DATASET EXTRACT =>

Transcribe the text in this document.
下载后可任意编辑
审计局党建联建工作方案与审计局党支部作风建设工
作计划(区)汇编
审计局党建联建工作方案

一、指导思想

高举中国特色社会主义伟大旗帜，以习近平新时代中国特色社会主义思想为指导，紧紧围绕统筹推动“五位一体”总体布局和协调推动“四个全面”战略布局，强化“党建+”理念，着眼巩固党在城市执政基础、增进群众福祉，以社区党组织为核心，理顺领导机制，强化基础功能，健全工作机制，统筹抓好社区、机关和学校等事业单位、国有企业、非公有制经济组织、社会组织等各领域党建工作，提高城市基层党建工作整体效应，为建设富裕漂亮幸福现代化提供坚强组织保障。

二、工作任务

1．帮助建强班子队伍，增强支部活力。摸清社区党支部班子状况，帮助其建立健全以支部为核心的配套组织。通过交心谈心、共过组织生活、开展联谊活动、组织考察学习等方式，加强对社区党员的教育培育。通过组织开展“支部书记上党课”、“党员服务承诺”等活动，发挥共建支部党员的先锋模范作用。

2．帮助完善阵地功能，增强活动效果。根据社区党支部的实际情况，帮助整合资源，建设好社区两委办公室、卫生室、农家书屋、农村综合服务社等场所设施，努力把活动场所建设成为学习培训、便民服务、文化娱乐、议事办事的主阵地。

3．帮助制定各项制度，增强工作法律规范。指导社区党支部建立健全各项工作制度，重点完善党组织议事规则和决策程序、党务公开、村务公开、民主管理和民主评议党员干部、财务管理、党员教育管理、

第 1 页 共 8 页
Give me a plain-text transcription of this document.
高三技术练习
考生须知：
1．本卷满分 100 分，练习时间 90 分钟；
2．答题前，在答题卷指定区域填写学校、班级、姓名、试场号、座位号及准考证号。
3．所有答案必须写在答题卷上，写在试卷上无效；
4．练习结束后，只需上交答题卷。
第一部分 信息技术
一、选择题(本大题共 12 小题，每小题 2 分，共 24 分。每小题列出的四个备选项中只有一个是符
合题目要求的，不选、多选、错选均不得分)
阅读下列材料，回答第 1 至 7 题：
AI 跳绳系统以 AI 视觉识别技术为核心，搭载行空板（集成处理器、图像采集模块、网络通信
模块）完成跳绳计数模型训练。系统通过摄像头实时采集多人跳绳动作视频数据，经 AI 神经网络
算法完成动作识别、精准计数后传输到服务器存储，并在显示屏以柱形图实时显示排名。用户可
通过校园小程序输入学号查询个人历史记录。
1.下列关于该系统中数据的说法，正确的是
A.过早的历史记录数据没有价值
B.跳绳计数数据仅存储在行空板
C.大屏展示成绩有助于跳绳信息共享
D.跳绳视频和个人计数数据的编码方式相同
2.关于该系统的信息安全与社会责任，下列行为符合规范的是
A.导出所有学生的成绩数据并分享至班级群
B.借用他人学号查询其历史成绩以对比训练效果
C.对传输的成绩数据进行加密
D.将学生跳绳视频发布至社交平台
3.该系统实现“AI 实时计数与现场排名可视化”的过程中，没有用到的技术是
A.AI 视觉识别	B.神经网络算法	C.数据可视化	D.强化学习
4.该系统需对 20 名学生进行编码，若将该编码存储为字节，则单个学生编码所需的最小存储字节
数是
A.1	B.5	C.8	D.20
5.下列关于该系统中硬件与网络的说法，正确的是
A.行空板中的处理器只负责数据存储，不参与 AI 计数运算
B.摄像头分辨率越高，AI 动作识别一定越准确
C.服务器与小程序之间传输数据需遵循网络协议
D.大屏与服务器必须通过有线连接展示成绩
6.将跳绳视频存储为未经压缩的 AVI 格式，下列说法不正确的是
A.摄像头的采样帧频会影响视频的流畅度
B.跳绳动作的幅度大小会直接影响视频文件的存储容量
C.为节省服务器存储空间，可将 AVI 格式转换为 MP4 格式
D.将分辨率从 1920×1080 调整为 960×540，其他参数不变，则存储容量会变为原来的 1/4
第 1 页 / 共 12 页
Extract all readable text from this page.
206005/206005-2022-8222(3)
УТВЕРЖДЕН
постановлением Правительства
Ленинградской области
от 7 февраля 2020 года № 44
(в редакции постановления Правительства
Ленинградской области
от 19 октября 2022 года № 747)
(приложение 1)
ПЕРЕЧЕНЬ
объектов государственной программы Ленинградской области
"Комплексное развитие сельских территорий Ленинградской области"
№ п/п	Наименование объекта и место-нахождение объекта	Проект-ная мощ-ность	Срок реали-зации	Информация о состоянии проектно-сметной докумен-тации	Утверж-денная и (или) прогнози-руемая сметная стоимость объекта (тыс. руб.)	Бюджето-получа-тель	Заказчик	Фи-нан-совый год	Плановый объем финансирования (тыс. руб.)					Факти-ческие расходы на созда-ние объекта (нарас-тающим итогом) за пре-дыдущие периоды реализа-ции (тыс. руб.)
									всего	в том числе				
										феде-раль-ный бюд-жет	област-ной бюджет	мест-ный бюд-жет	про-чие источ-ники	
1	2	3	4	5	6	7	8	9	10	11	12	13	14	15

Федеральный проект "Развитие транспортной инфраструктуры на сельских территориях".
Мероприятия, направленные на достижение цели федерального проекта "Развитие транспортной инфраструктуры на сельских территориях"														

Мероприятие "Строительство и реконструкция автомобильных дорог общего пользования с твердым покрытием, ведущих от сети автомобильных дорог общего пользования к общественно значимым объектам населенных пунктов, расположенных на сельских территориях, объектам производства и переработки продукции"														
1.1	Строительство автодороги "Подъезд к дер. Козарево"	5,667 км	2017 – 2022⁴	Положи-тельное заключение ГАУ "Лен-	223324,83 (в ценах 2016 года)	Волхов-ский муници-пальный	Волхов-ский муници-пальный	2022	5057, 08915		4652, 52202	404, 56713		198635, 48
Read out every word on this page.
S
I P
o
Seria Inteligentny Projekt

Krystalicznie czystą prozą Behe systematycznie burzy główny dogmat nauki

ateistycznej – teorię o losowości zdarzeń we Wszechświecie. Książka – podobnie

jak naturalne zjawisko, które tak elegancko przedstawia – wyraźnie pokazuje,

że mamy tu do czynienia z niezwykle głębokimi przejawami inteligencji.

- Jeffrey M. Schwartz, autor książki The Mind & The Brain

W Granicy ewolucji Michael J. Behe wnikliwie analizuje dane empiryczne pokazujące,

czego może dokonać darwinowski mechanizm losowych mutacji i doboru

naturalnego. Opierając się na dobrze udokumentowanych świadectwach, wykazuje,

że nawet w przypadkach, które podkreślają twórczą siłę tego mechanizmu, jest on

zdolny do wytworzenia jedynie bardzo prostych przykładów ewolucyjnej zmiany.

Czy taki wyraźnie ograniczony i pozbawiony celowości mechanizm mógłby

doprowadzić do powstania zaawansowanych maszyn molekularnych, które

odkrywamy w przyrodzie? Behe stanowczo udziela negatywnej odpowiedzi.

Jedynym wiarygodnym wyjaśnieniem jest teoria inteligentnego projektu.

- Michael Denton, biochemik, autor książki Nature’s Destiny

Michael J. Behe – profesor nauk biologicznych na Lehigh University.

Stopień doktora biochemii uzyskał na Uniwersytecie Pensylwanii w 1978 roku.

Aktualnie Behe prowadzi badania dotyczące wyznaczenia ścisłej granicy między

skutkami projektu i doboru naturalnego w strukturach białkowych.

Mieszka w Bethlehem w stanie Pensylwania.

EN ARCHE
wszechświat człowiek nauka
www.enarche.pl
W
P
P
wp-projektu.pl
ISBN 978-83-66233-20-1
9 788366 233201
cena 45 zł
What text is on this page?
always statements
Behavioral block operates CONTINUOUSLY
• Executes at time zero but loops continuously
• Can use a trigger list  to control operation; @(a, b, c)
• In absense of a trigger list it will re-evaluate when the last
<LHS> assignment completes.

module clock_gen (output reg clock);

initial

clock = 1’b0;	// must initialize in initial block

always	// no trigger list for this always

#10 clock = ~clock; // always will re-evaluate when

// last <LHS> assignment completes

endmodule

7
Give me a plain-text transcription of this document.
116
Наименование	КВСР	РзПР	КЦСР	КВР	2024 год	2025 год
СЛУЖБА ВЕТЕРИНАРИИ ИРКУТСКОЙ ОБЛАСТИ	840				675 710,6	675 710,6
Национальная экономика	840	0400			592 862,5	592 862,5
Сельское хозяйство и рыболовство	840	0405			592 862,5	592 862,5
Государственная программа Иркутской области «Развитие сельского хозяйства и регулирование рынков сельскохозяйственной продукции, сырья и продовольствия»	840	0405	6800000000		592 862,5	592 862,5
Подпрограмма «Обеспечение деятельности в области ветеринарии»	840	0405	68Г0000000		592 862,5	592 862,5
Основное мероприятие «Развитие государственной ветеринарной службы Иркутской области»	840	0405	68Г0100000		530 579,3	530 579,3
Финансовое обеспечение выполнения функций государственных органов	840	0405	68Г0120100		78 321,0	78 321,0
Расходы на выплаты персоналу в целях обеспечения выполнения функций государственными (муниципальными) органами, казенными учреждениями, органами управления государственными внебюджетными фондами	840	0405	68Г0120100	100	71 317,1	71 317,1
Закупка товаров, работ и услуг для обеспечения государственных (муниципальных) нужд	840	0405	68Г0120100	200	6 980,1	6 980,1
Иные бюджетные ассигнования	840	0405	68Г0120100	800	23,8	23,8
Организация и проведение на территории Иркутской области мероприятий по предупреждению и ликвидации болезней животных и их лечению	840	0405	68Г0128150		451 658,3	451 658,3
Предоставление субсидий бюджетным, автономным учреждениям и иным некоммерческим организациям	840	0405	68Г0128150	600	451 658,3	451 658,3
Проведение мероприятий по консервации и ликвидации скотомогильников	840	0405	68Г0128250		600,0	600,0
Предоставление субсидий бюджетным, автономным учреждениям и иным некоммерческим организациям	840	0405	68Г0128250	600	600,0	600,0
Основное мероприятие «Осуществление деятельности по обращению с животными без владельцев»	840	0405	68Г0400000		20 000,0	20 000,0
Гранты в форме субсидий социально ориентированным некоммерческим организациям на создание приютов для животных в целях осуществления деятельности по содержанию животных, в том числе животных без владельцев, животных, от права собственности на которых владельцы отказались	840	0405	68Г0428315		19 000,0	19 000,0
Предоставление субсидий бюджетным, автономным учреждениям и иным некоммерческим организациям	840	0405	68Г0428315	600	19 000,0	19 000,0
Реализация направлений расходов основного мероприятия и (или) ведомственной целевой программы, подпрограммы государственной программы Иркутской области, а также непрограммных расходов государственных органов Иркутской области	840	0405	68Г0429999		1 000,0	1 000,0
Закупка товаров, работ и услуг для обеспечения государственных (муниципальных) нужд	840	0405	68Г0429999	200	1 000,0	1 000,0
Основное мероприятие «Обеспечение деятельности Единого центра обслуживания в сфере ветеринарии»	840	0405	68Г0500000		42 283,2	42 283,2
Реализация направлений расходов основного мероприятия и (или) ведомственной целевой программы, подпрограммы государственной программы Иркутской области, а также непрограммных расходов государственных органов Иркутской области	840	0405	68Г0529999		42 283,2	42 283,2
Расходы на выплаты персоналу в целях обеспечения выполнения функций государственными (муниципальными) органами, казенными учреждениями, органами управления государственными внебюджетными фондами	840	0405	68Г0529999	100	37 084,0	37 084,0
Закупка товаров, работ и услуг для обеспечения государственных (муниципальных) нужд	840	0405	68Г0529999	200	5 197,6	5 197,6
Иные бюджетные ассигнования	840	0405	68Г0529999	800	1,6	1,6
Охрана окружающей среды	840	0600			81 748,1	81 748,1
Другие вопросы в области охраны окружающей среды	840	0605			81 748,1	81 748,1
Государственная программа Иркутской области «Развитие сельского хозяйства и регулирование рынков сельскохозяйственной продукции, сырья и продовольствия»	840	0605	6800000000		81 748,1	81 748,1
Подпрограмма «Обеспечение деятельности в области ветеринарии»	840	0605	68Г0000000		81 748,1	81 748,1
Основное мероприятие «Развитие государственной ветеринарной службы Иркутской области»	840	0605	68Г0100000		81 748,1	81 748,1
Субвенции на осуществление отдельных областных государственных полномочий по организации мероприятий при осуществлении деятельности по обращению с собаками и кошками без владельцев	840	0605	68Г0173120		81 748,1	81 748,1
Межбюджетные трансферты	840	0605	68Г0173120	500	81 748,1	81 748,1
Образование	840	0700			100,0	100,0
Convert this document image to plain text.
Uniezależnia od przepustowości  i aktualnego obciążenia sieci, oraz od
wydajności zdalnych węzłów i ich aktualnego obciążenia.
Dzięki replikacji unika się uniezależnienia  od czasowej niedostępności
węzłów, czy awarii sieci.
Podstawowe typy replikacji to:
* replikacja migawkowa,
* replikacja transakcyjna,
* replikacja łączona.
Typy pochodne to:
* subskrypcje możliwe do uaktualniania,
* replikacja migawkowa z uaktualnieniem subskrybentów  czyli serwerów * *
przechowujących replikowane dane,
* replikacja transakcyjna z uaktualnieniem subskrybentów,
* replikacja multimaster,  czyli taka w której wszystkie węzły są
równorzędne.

TO BE DONE =>
Check each line of the data above for the string "text", then report how many lines have it, with no other words.

RESPONSE =>
6